___ 阅读节选 ___

肠道隐窝干细胞招募固有层巨噬细胞合作修复放射性肠损伤的机制研究

Radiation therapy of abdominal tumors often arise intestinal tissue damage, which not only seriously hinders the tumor control of patients, but also changes the intestinal function. Our previous study found that: 1) intestinal stem cells settled in the crypt are the key cells of intestinal radiation damage repair, radiation could induce their apoptosis; 2) macrophages were located in the upper part of the intestinal lamina propria (LP), and migrated to the crypt bottom after irradiated. Evenmore, the lack of macrophages would aggravate epithelial barrier injury. The role and mechanism of the cooperation between macrophages and intestinal stem cells in the repair of intestinal injury need to be further explored. In view of this, the project will separate Lgr5+ crypt stem cells from mouse right abdominal bowel exposed to irradiation by flow cytometry sorting and test K+/Cl- flow concentration gradient from stem cells ions pump via atomic absorption spectroscopy and noninvasive measurement, furthermore, we will verify the stem cells secret anti microbial peptide such as Reg3g and IFNL2/3 to maintain macrophage M2 type by ELISA and qRT-PCR; macrophages at the bottom of the stem cells will be obtained with laser capture microdissection system. The stem cell proliferation factors will be detected in the secretion of acquired macrophages. It is suggested that after irradiation macrophages migrate to the intestinal crypt bottom by ion efflux from stem cells, intestinal stem cells and macrophages repair the intestinal radiation injury by the paracrine collaborative mechanism. It has potential application value to explore new interventions to the wound healing of intestinal radiation damage.

___

▶ [任务要求]: 请把节选中以"Radiation therapy of abdominal tumors"开头的段落用中文改写成简短的要点列表，保留其主要事实。

___ 所附材料 ___

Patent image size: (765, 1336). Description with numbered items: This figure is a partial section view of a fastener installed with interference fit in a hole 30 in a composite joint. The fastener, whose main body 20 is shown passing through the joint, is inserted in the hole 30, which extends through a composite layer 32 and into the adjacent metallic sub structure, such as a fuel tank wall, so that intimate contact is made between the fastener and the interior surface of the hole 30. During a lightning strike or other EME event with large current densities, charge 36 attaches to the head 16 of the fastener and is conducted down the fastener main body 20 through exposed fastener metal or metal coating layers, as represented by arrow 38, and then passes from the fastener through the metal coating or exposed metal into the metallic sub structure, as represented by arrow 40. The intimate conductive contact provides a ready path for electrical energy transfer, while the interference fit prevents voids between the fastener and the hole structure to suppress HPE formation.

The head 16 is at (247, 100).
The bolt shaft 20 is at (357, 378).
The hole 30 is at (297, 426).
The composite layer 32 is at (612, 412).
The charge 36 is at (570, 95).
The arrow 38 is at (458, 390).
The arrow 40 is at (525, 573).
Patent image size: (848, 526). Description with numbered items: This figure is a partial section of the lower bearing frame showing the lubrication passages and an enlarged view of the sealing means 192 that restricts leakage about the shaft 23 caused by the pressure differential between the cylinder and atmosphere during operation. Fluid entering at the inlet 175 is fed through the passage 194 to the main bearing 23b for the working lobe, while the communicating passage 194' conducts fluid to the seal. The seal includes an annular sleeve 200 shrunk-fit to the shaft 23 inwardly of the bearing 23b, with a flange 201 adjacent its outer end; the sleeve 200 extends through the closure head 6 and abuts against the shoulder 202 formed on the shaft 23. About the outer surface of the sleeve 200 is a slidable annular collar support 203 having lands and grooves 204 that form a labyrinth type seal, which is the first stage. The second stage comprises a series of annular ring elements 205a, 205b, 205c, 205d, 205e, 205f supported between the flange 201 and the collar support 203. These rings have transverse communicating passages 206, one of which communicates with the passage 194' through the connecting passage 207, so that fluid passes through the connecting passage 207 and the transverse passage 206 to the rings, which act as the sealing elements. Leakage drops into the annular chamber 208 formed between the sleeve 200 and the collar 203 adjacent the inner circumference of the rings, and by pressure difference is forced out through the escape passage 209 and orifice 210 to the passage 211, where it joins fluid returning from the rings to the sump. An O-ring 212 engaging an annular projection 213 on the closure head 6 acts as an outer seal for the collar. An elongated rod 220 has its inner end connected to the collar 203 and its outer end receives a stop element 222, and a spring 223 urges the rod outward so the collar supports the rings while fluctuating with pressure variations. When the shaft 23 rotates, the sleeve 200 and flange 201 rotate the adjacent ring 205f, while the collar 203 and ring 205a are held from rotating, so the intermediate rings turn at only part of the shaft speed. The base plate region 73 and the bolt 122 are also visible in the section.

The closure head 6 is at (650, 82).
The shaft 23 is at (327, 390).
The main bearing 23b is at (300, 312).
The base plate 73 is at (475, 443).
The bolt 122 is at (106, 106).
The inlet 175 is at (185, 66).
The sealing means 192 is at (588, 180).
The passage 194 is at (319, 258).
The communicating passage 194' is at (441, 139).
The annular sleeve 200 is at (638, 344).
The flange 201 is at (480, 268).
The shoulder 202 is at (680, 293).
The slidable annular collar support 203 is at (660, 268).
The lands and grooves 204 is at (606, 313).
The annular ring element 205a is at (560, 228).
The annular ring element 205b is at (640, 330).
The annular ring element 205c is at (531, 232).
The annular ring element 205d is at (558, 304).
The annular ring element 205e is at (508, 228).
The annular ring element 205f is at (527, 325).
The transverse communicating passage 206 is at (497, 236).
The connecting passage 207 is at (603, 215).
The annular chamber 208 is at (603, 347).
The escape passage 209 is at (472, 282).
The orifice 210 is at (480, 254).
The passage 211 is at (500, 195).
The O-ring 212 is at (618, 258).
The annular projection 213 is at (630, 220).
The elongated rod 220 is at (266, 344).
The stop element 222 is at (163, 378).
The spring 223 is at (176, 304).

___

▶ [任务答复]:
- 腹部肿瘤放疗常引起肠组织损伤，不仅严重妨碍患者的肿瘤控制，还会改变肠道功能。
- 前期研究发现：
  - 定居于隐窝的肠干细胞是修复放射性肠损伤的关键细胞，辐射可诱导其凋亡。
  - 巨噬细胞位于肠固有层上部，照射后迁移至隐窝底部。
  - 缺乏巨噬细胞会加重上皮屏障损伤。
- 巨噬细胞与肠干细胞协同修复肠损伤的作用和机制有待进一步探索。
- 研究方法：
  - 用流式细胞分选从受照小鼠右腹部肠段分离Lgr5+隐窝干细胞。
  - 用原子吸收光谱和非损伤测量检测干细胞离子泵产生的K+/Cl-外流浓度梯度。
  - 用ELISA和qRT-PCR验证干细胞分泌Reg3g、IFNL2/3等抗菌肽以维持巨噬细胞的M2型。
  - 用激光捕获显微切割系统获取干细胞底部的巨噬细胞，并检测其分泌物中的干细胞增殖因子。
- 推测机制：照射后，干细胞的离子外流使巨噬细胞迁移至隐窝底部，肠干细胞与巨噬细胞通过旁分泌协同机制修复放射性肠损伤。
- 意义：对探索促进放射性肠损伤愈合的新干预手段具有潜在应用价值。